Provided material →

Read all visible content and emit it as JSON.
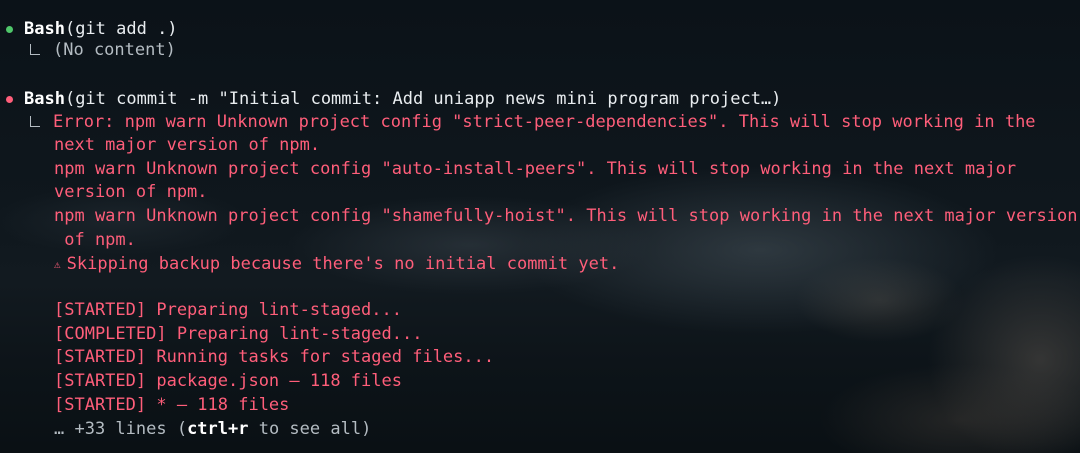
{
  "entries": [
    {
      "status": "success",
      "status_color": "#4fc76a",
      "tool": "Bash",
      "command": "(git add .)",
      "result": "(No content)"
    },
    {
      "status": "error",
      "status_color": "#ff5e7a",
      "tool": "Bash",
      "command": "(git commit -m \"Initial commit: Add uniapp news mini program project…)",
      "error_lines": [
        "Error: npm warn Unknown project config \"strict-peer-dependencies\". This will stop working in the",
        "next major version of npm.",
        "npm warn Unknown project config \"auto-install-peers\". This will stop working in the next major",
        "version of npm.",
        "npm warn Unknown project config \"shamefully-hoist\". This will stop working in the next major version",
        " of npm."
      ],
      "warning_icon": "warning-triangle-icon",
      "warning_text": "Skipping backup because there's no initial commit yet.",
      "log_lines": [
        "[STARTED] Preparing lint-staged...",
        "[COMPLETED] Preparing lint-staged...",
        "[STARTED] Running tasks for staged files...",
        "[STARTED] package.json — 118 files",
        "[STARTED] * — 118 files"
      ],
      "more": {
        "prefix": "… +33 lines (",
        "shortcut": "ctrl+r",
        "suffix": " to see all)"
      }
    }
  ]
}
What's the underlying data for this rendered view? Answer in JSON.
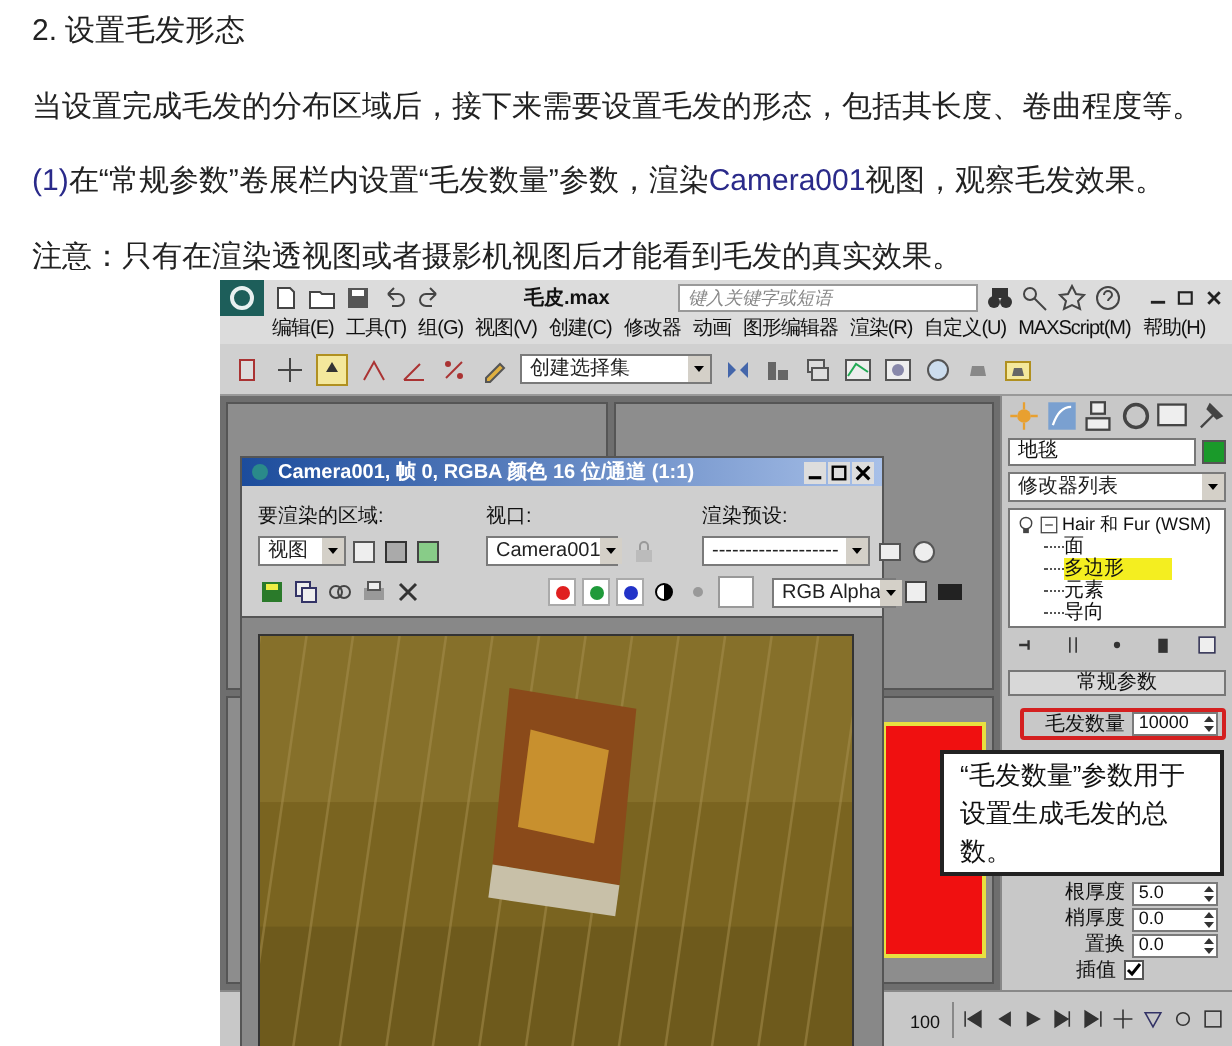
{
  "heading": "2. 设置毛发形态",
  "paragraphs": [
    {
      "segments": [
        {
          "text": "当设置完成毛发的分布区域后，接下来需要设置毛发的形态，包括其长度、卷曲程度等。",
          "kind": "plain"
        }
      ]
    },
    {
      "segments": [
        {
          "text": "(1)",
          "kind": "accent"
        },
        {
          "text": "在“常规参数”卷展栏内设置“毛发数量”参数，渲染",
          "kind": "plain"
        },
        {
          "text": "Camera001",
          "kind": "accent"
        },
        {
          "text": "视图，观察毛发效果。",
          "kind": "plain"
        }
      ]
    },
    {
      "segments": [
        {
          "text": "注意：只有在渲染透视图或者摄影机视图后才能看到毛发的真实效果。",
          "kind": "plain"
        }
      ]
    }
  ],
  "app": {
    "title": "毛皮.max",
    "search": {
      "placeholder": "键入关键字或短语"
    },
    "menu": [
      "编辑(E)",
      "工具(T)",
      "组(G)",
      "视图(V)",
      "创建(C)",
      "修改器",
      "动画",
      "图形编辑器",
      "渲染(R)",
      "自定义(U)",
      "MAXScript(M)",
      "帮助(H)"
    ],
    "toolbar": {
      "selection_set": "创建选择集"
    },
    "render_window": {
      "title": "Camera001, 帧 0, RGBA 颜色 16 位/通道 (1:1)",
      "area_label": "要渲染的区域:",
      "area_value": "视图",
      "viewport_label": "视口:",
      "viewport_value": "Camera001",
      "preset_label": "渲染预设:",
      "preset_value": "-------------------",
      "channels": [
        {
          "color": "#e02020"
        },
        {
          "color": "#1f9a3a"
        },
        {
          "color": "#2233c8"
        }
      ],
      "channel_value": "RGB Alpha"
    },
    "command_panel": {
      "object_name": "地毯",
      "modifier_list": "修改器列表",
      "stack": [
        {
          "label": "Hair 和 Fur (WSM)",
          "children": [
            {
              "label": "面",
              "selected": false
            },
            {
              "label": "多边形",
              "selected": true
            },
            {
              "label": "元素",
              "selected": false
            },
            {
              "label": "导向",
              "selected": false
            }
          ]
        }
      ],
      "rollout": "常规参数",
      "params": [
        {
          "label": "毛发数量",
          "value": "10000",
          "highlighted": true
        }
      ],
      "params_lower": [
        {
          "label": "根厚度",
          "value": "5.0"
        },
        {
          "label": "梢厚度",
          "value": "0.0"
        },
        {
          "label": "置换",
          "value": "0.0"
        }
      ],
      "interpolate": {
        "label": "插值",
        "checked": true
      }
    },
    "callout": "“毛发数量”参数用于设置生成毛发的总数。",
    "timeline": {
      "end": "100"
    }
  }
}
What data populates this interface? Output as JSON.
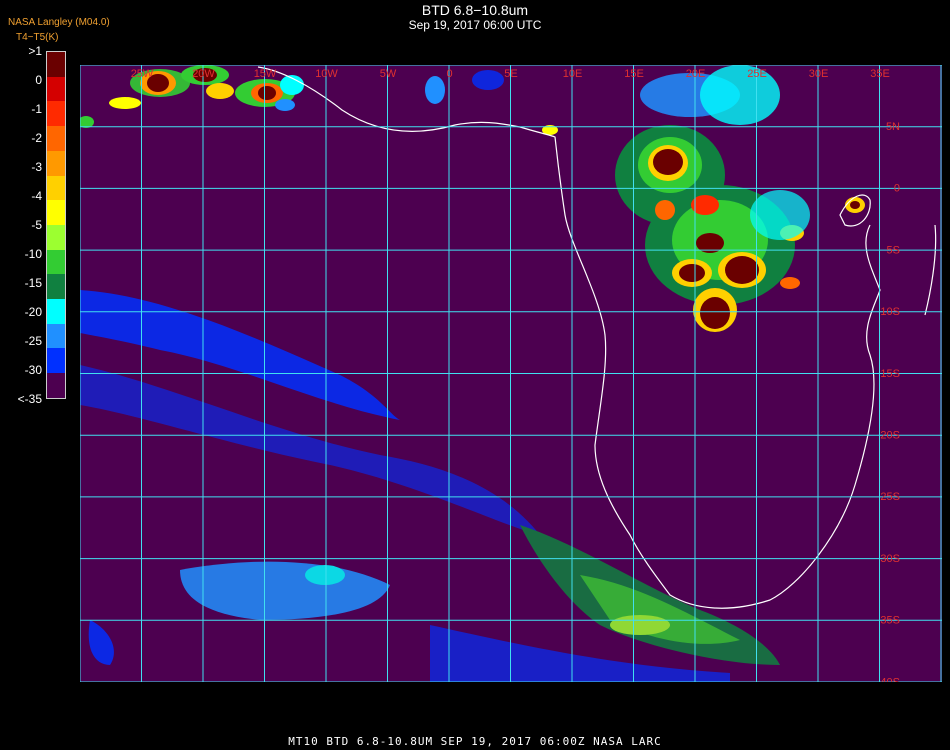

Do this → Are you able to set down all the lines above exactly, without any pictures?

Problem solution →
Read all visible content and emit it as JSON.
{
  "entries": [
    {
      "status": "success",
      "status_color": "#4fc76a",
      "tool": "Bash",
      "command": "(git add .)",
      "result": "(No content)"
    },
    {
      "status": "error",
      "status_color": "#ff5e7a",
      "tool": "Bash",
      "command": "(git commit -m \"Initial commit: Add uniapp news mini program project…)",
      "error_lines": [
        "Error: npm warn Unknown project config \"strict-peer-dependencies\". This will stop working in the",
        "next major version of npm.",
        "npm warn Unknown project config \"auto-install-peers\". This will stop working in the next major",
        "version of npm.",
        "npm warn Unknown project config \"shamefully-hoist\". This will stop working in the next major version",
        " of npm."
      ],
      "warning_icon": "warning-triangle-icon",
      "warning_text": "Skipping backup because there's no initial commit yet.",
      "log_lines": [
        "[STARTED] Preparing lint-staged...",
        "[COMPLETED] Preparing lint-staged...",
        "[STARTED] Running tasks for staged files...",
        "[STARTED] package.json — 118 files",
        "[STARTED] * — 118 files"
      ],
      "more": {
        "prefix": "… +33 lines (",
        "shortcut": "ctrl+r",
        "suffix": " to see all)"
      }
    }
  ]
}
What's the underlying data for this rendered view? Answer in JSON.
{
  "heading": "2. 设置毛发形态",
  "paragraphs": [
    {
      "segments": [
        {
          "text": "当设置完成毛发的分布区域后，接下来需要设置毛发的形态，包括其长度、卷曲程度等。",
          "kind": "plain"
        }
      ]
    },
    {
      "segments": [
        {
          "text": "(1)",
          "kind": "accent"
        },
        {
          "text": "在“常规参数”卷展栏内设置“毛发数量”参数，渲染",
          "kind": "plain"
        },
        {
          "text": "Camera001",
          "kind": "accent"
        },
        {
          "text": "视图，观察毛发效果。",
          "kind": "plain"
        }
      ]
    },
    {
      "segments": [
        {
          "text": "注意：只有在渲染透视图或者摄影机视图后才能看到毛发的真实效果。",
          "kind": "plain"
        }
      ]
    }
  ],
  "app": {
    "title": "毛皮.max",
    "search": {
      "placeholder": "键入关键字或短语"
    },
    "menu": [
      "编辑(E)",
      "工具(T)",
      "组(G)",
      "视图(V)",
      "创建(C)",
      "修改器",
      "动画",
      "图形编辑器",
      "渲染(R)",
      "自定义(U)",
      "MAXScript(M)",
      "帮助(H)"
    ],
    "toolbar": {
      "selection_set": "创建选择集"
    },
    "render_window": {
      "title": "Camera001, 帧 0, RGBA 颜色 16 位/通道 (1:1)",
      "area_label": "要渲染的区域:",
      "area_value": "视图",
      "viewport_label": "视口:",
      "viewport_value": "Camera001",
      "preset_label": "渲染预设:",
      "preset_value": "-------------------",
      "channels": [
        {
          "color": "#e02020"
        },
        {
          "color": "#1f9a3a"
        },
        {
          "color": "#2233c8"
        }
      ],
      "channel_value": "RGB Alpha"
    },
    "command_panel": {
      "object_name": "地毯",
      "modifier_list": "修改器列表",
      "stack": [
        {
          "label": "Hair 和 Fur (WSM)",
          "children": [
            {
              "label": "面",
              "selected": false
            },
            {
              "label": "多边形",
              "selected": true
            },
            {
              "label": "元素",
              "selected": false
            },
            {
              "label": "导向",
              "selected": false
            }
          ]
        }
      ],
      "rollout": "常规参数",
      "params": [
        {
          "label": "毛发数量",
          "value": "10000",
          "highlighted": true
        }
      ],
      "params_lower": [
        {
          "label": "根厚度",
          "value": "5.0"
        },
        {
          "label": "梢厚度",
          "value": "0.0"
        },
        {
          "label": "置换",
          "value": "0.0"
        }
      ],
      "interpolate": {
        "label": "插值",
        "checked": true
      }
    },
    "callout": "“毛发数量”参数用于设置生成毛发的总数。",
    "timeline": {
      "end": "100"
    }
  }
}
What data populates this interface? Output as JSON.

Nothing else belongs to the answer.